### What the task asks
Could you transcribe every record below exactly as written, leaving out any pictures?

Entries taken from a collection
★ ★ ★ ★

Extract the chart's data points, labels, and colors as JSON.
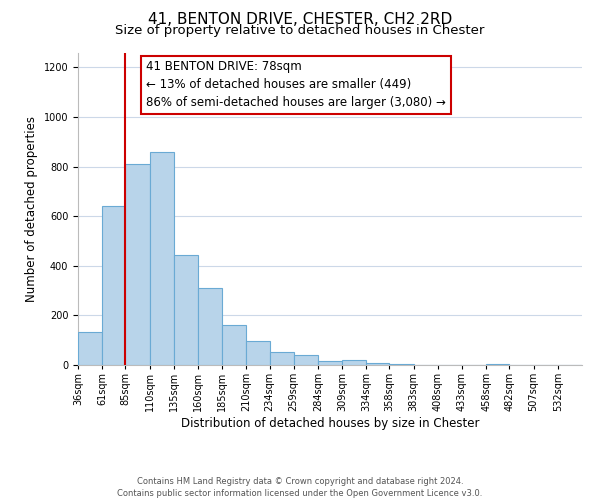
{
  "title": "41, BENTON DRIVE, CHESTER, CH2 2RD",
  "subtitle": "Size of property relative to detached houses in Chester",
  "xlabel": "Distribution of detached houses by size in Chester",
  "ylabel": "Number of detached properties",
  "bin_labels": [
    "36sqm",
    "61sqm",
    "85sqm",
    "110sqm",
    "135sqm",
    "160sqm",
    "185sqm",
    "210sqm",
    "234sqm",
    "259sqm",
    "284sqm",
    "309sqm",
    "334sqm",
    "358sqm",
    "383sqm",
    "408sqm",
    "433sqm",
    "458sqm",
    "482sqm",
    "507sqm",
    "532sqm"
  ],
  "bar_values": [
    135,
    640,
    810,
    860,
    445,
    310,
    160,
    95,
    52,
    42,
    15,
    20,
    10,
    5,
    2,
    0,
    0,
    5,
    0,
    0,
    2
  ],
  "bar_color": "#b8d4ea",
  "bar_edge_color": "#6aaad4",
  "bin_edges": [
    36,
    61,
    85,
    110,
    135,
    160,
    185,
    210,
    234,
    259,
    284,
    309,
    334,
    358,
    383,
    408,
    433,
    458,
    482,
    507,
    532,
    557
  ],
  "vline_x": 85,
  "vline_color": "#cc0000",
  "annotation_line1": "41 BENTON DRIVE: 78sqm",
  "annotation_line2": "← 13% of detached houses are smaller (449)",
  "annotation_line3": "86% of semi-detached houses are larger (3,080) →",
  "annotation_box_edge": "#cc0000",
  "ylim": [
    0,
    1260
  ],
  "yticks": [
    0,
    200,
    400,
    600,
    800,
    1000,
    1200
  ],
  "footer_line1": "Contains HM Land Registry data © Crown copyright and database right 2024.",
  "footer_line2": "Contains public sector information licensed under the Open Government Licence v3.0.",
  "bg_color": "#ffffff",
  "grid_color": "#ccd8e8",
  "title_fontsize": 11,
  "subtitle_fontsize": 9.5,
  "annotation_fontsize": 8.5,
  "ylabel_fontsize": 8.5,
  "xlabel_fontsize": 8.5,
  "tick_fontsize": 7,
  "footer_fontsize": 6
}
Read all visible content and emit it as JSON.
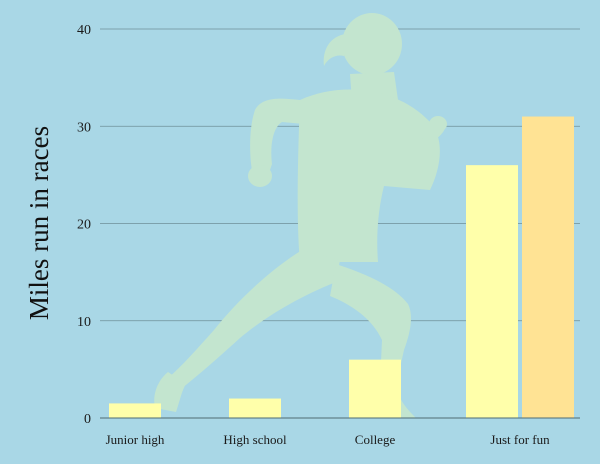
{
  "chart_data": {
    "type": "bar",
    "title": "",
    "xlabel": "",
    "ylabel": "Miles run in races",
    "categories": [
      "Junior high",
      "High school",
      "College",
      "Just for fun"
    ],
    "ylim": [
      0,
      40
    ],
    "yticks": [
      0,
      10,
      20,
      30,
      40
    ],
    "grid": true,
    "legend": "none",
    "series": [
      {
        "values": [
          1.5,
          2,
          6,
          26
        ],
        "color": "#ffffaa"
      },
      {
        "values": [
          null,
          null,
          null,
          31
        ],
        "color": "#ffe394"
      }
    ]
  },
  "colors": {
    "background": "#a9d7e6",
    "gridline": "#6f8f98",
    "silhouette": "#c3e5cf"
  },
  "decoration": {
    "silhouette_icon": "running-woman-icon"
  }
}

★ ★ ★ ★

### Expected output
Extract the chart's data points, labels, and colors as JSON.
{
  "title": "41, BENTON DRIVE, CHESTER, CH2 2RD",
  "subtitle": "Size of property relative to detached houses in Chester",
  "xlabel": "Distribution of detached houses by size in Chester",
  "ylabel": "Number of detached properties",
  "bin_labels": [
    "36sqm",
    "61sqm",
    "85sqm",
    "110sqm",
    "135sqm",
    "160sqm",
    "185sqm",
    "210sqm",
    "234sqm",
    "259sqm",
    "284sqm",
    "309sqm",
    "334sqm",
    "358sqm",
    "383sqm",
    "408sqm",
    "433sqm",
    "458sqm",
    "482sqm",
    "507sqm",
    "532sqm"
  ],
  "bar_values": [
    135,
    640,
    810,
    860,
    445,
    310,
    160,
    95,
    52,
    42,
    15,
    20,
    10,
    5,
    2,
    0,
    0,
    5,
    0,
    0,
    2
  ],
  "bar_color": "#b8d4ea",
  "bar_edge_color": "#6aaad4",
  "bin_edges": [
    36,
    61,
    85,
    110,
    135,
    160,
    185,
    210,
    234,
    259,
    284,
    309,
    334,
    358,
    383,
    408,
    433,
    458,
    482,
    507,
    532,
    557
  ],
  "vline_x": 85,
  "vline_color": "#cc0000",
  "annotation_line1": "41 BENTON DRIVE: 78sqm",
  "annotation_line2": "← 13% of detached houses are smaller (449)",
  "annotation_line3": "86% of semi-detached houses are larger (3,080) →",
  "annotation_box_edge": "#cc0000",
  "ylim": [
    0,
    1260
  ],
  "yticks": [
    0,
    200,
    400,
    600,
    800,
    1000,
    1200
  ],
  "footer_line1": "Contains HM Land Registry data © Crown copyright and database right 2024.",
  "footer_line2": "Contains public sector information licensed under the Open Government Licence v3.0.",
  "bg_color": "#ffffff",
  "grid_color": "#ccd8e8",
  "title_fontsize": 11,
  "subtitle_fontsize": 9.5,
  "annotation_fontsize": 8.5,
  "ylabel_fontsize": 8.5,
  "xlabel_fontsize": 8.5,
  "tick_fontsize": 7,
  "footer_fontsize": 6
}
Read all visible content and emit it as JSON.
{
  "chart_data": {
    "type": "bar",
    "title": "",
    "xlabel": "",
    "ylabel": "Miles run in races",
    "categories": [
      "Junior high",
      "High school",
      "College",
      "Just for fun"
    ],
    "ylim": [
      0,
      40
    ],
    "yticks": [
      0,
      10,
      20,
      30,
      40
    ],
    "grid": true,
    "legend": "none",
    "series": [
      {
        "values": [
          1.5,
          2,
          6,
          26
        ],
        "color": "#ffffaa"
      },
      {
        "values": [
          null,
          null,
          null,
          31
        ],
        "color": "#ffe394"
      }
    ]
  },
  "colors": {
    "background": "#a9d7e6",
    "gridline": "#6f8f98",
    "silhouette": "#c3e5cf"
  },
  "decoration": {
    "silhouette_icon": "running-woman-icon"
  }
}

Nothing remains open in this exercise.